─── PAGE TEXT

I've heard good things about Evaporust. Never tried it though.
A thorough waxing after the rust removal is a good thing. Johnson's paste is a good one.


----------



## Shop Dad (May 3, 2011)

It sounds like you have really gotten the rust off. Those black marks in my experience are nearly impossible to remove unless you remove a layer of the table itself. They should be purely cosmetic though and you could consider them badges of honor that your machine has been through and come out still cutting. :yes:

If you really want to keep trying on them you might try Boeshield's Rust Free which is a type of acid (boric?) It's great but I think probably unnecessary here (and keep it away from paint). Evaporust is great for soaking rusty nuts, bolts, plane bodies etc. Not very practical for a top like this. Once you are done give it a good wipe down with denatured alcohol to remove oil and residue and coat it with paste wax, Boeshield T-9, TopCote or whatever suits your fancy (just not car wax)l


----------



## bob sacamano (Jan 24, 2012)

tito5 said:


> . the problem areas I am having problems with are what appear to be water marks left by pop cans. they are really dark (almost black).


 
a pop can ???????? after safety the biggest rule in my shop is no beverages even on the workbench - let alone a power tool !

steve got it right when he said 220 r.o.s. followed by patse wax

and no more pop cans in the shop ! lol


----------



## tito5 (Apr 5, 2011)

bob sacamano said:


> a pop can ???????? after safety the biggest rule in my shop is no beverages even on the workbench - let alone a power tool !
> 
> lol


Well, like I said, I got it used for $50, at that price I couldn't say no. I had to laugh at myself when I saw those pop can marks on it......I have read a few threads on people (how to put this nicely) venting about pop cans being left on their cast iron table tops. 
I do have some Johnson's paste wax waiting to go on it as soon as I get it looking like I want. I have a day or two to to clean it up, as I had to order a blade for it. Going to try one of those orsund(sp) blades that everyone is talking about.


----------



## Sleeper (Mar 24, 2009)

tito5 said:


> Well, like I said, I got it used for $50, at that price I couldn't say no. I had to laugh at myself when I saw those pop can marks on it.........


Mine is from coffee cup. I wish I could get it out because it bugs me every time I see it.


----------



## johnnie52 (Feb 16, 2009)

When I got my saw, the top was very rusty. Don't everyone jump on me at once, but I used a 4" hand held grinder with one of the cup style wire brushes to remove the rust, then mineral oil and a regular kitchen scrubbie to remove what the grinder didn't get.

The top is mostly a dark gray almost black now, but its smooth and upkeep is simple. I've been using T-9 on it, but have decided to give Top Kote a try. Mine sits on a screened in carport all year covered by a tarp when not in use and the rust has not returned.


----------



## schnitz (Sep 5, 2009)

Believe it or not, I use baby powder on my saw. It doesn't do much for dark stains (Character marks..), but it sure seems to work on keeping the rusting to a minimum, and it also helps as a dry lubricant. Ahh, the tricks of the old timers....:laughing:


----------



## Al B Thayer (Dec 10, 2011)

──────
─── MATERIAL FOR THIS EXERCISE

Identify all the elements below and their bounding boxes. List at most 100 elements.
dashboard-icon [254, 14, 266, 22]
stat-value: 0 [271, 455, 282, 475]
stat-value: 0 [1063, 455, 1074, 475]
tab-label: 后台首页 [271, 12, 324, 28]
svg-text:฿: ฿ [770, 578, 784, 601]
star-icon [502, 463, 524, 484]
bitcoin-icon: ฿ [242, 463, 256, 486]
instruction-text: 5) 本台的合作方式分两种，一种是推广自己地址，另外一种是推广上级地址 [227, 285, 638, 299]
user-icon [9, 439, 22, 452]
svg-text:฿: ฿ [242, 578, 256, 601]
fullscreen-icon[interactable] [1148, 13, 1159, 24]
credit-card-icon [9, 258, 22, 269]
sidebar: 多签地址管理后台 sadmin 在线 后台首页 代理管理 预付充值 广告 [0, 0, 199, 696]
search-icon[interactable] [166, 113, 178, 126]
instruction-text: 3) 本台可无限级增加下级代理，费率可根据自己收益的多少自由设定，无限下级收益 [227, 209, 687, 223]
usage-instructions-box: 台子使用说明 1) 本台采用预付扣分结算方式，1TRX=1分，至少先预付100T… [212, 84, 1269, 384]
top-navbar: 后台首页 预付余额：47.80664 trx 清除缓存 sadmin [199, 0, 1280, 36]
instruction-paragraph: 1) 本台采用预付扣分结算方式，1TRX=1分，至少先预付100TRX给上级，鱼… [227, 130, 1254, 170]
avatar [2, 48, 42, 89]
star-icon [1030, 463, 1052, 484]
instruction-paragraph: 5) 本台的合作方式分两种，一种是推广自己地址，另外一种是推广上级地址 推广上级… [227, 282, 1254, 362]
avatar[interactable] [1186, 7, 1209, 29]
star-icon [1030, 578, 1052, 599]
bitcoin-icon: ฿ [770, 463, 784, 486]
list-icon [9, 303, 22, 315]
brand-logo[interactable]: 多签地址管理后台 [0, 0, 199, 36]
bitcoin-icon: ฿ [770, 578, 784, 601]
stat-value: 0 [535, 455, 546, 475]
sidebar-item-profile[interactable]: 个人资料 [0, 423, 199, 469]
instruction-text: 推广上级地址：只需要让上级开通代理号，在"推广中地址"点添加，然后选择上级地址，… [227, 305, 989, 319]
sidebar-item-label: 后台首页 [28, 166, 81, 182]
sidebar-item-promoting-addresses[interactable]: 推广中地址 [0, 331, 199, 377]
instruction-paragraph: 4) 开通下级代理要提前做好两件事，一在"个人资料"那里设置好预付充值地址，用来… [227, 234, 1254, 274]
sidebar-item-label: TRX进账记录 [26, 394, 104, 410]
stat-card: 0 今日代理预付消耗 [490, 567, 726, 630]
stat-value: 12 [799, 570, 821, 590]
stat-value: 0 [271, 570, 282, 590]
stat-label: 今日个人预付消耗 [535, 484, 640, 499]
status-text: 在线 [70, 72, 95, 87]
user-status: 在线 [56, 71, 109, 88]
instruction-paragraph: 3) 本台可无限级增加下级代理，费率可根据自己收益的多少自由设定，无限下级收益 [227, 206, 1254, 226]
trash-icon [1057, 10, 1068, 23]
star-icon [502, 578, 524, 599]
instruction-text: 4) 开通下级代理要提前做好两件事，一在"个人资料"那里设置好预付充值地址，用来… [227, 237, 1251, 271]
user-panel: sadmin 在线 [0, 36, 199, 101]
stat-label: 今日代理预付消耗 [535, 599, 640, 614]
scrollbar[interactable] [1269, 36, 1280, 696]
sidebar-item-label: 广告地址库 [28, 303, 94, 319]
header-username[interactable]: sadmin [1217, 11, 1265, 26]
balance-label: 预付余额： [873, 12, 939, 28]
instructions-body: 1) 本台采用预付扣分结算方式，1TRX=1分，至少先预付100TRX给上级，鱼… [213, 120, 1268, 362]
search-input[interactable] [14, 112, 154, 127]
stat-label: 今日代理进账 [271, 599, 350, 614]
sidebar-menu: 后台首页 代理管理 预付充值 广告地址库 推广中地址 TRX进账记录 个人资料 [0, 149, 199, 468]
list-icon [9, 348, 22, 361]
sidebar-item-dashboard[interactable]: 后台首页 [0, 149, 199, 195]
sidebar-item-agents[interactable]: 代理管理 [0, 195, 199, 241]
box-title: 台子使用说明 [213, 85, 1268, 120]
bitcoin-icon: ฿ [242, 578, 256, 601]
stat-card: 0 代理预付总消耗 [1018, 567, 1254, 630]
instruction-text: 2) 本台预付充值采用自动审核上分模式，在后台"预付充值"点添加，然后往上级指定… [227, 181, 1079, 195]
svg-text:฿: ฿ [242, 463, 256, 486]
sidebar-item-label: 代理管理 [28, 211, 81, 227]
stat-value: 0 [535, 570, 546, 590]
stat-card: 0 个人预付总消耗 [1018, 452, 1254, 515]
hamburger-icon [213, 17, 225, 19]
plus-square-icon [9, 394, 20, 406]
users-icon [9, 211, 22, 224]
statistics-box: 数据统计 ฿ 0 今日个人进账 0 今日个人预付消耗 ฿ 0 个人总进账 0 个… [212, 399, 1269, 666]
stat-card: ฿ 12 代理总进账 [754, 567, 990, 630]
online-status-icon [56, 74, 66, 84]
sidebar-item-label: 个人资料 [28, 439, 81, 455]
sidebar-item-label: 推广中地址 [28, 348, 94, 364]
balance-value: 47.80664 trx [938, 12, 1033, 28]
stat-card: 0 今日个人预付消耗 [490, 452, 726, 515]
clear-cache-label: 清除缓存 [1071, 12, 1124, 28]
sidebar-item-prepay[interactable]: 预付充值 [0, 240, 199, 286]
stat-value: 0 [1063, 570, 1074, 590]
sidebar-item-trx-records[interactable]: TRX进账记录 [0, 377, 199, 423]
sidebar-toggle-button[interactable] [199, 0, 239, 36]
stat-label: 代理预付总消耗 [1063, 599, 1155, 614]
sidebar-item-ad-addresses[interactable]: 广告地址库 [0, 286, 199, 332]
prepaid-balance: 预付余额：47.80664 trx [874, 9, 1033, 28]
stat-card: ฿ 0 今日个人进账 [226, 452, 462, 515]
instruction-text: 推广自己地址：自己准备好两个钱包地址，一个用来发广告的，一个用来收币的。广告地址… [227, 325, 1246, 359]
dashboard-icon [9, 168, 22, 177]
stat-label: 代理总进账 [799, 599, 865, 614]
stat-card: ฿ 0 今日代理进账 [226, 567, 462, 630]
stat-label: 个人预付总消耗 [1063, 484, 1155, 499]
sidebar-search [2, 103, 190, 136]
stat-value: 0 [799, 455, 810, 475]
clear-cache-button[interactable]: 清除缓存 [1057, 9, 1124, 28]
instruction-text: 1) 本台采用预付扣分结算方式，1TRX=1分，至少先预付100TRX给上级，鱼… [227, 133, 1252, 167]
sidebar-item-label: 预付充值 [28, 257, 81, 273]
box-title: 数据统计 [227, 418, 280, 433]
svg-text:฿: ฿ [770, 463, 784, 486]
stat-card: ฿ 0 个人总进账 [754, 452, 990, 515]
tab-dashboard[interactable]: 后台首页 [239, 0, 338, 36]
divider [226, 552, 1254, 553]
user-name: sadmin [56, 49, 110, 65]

──────

TASKS FOR THIS EXERCISE
A - Return the records verbatim, starting at their first line and ending at the line that contains "stat-label: 今日代理预付消耗 [535, 599, 640, 614]".
B - Continue the forum thread about cleaning rust and stains off a cast iron saw top from the point where it stops.

RESULTS OF THE EXERCISE
A -
Identify all the elements below and their bounding boxes. List at most 100 elements.
dashboard-icon [254, 14, 266, 22]
stat-value: 0 [271, 455, 282, 475]
stat-value: 0 [1063, 455, 1074, 475]
tab-label: 后台首页 [271, 12, 324, 28]
svg-text:฿: ฿ [770, 578, 784, 601]
star-icon [502, 463, 524, 484]
bitcoin-icon: ฿ [242, 463, 256, 486]
instruction-text: 5) 本台的合作方式分两种，一种是推广自己地址，另外一种是推广上级地址 [227, 285, 638, 299]
user-icon [9, 439, 22, 452]
svg-text:฿: ฿ [242, 578, 256, 601]
fullscreen-icon[interactable] [1148, 13, 1159, 24]
credit-card-icon [9, 258, 22, 269]
sidebar: 多签地址管理后台 sadmin 在线 后台首页 代理管理 预付充值 广告 [0, 0, 199, 696]
search-icon[interactable] [166, 113, 178, 126]
instruction-text: 3) 本台可无限级增加下级代理，费率可根据自己收益的多少自由设定，无限下级收益 [227, 209, 687, 223]
usage-instructions-box: 台子使用说明 1) 本台采用预付扣分结算方式，1TRX=1分，至少先预付100T… [212, 84, 1269, 384]
top-navbar: 后台首页 预付余额：47.80664 trx 清除缓存 sadmin [199, 0, 1280, 36]
instruction-paragraph: 1) 本台采用预付扣分结算方式，1TRX=1分，至少先预付100TRX给上级，鱼… [227, 130, 1254, 170]
avatar [2, 48, 42, 89]
star-icon [1030, 463, 1052, 484]
instruction-paragraph: 5) 本台的合作方式分两种，一种是推广自己地址，另外一种是推广上级地址 推广上级… [227, 282, 1254, 362]
avatar[interactable] [1186, 7, 1209, 29]
star-icon [1030, 578, 1052, 599]
bitcoin-icon: ฿ [770, 463, 784, 486]
list-icon [9, 303, 22, 315]
brand-logo[interactable]: 多签地址管理后台 [0, 0, 199, 36]
bitcoin-icon: ฿ [770, 578, 784, 601]
stat-value: 0 [535, 455, 546, 475]
sidebar-item-profile[interactable]: 个人资料 [0, 423, 199, 469]
instruction-text: 推广上级地址：只需要让上级开通代理号，在"推广中地址"点添加，然后选择上级地址，… [227, 305, 989, 319]
sidebar-item-label: 后台首页 [28, 166, 81, 182]
sidebar-item-promoting-addresses[interactable]: 推广中地址 [0, 331, 199, 377]
instruction-paragraph: 4) 开通下级代理要提前做好两件事，一在"个人资料"那里设置好预付充值地址，用来… [227, 234, 1254, 274]
sidebar-item-label: TRX进账记录 [26, 394, 104, 410]
stat-card: 0 今日代理预付消耗 [490, 567, 726, 630]
stat-value: 12 [799, 570, 821, 590]
stat-value: 0 [271, 570, 282, 590]
stat-label: 今日个人预付消耗 [535, 484, 640, 499]
status-text: 在线 [70, 72, 95, 87]
user-status: 在线 [56, 71, 109, 88]
instruction-paragraph: 3) 本台可无限级增加下级代理，费率可根据自己收益的多少自由设定，无限下级收益 [227, 206, 1254, 226]
trash-icon [1057, 10, 1068, 23]
star-icon [502, 578, 524, 599]
instruction-text: 4) 开通下级代理要提前做好两件事，一在"个人资料"那里设置好预付充值地址，用来… [227, 237, 1251, 271]
user-panel: sadmin 在线 [0, 36, 199, 101]
stat-label: 今日代理预付消耗 [535, 599, 640, 614]

B -
Okay if you want to remove almost any stain in cast iron tops muriatic acid will. After you remove the acid it will rust in a mater of hours if you don't coat the surface with something. It leaves the surface so "pure" and completely free of anything that might repel water it will rust over night. I use it on anything that has been rusting for long periods of time. 

Al

Friends don't let friends use stamped metal tools sold at clothing stores.


----------



## Steve Neul (Sep 2, 2011)

Al B Thayer said:


> Okay if you want to remove almost any stain in cast iron tops muriatic acid will. After you remove the acid it will rust in a mater of hours if you don't coat the surface with something. It leaves the surface so "pure" and completely free of anything that might repel water it will rust over night. I use it on anything that has been rusting for long periods of time.
> 
> Al
> 
> Friends don't let friends use stamped metal tools sold at clothing stores.


After you use muriatic acid try using vinegar to neutralize the acid and rinse with water and dry. I've used muriatic acid several time to cut the rust from the inside of gas tanks. I would leave the gas tanks open for a couple of days to dry real good before using a fuel tank liner and they didn't rust back.


----------



## del schisler (Nov 5, 2009)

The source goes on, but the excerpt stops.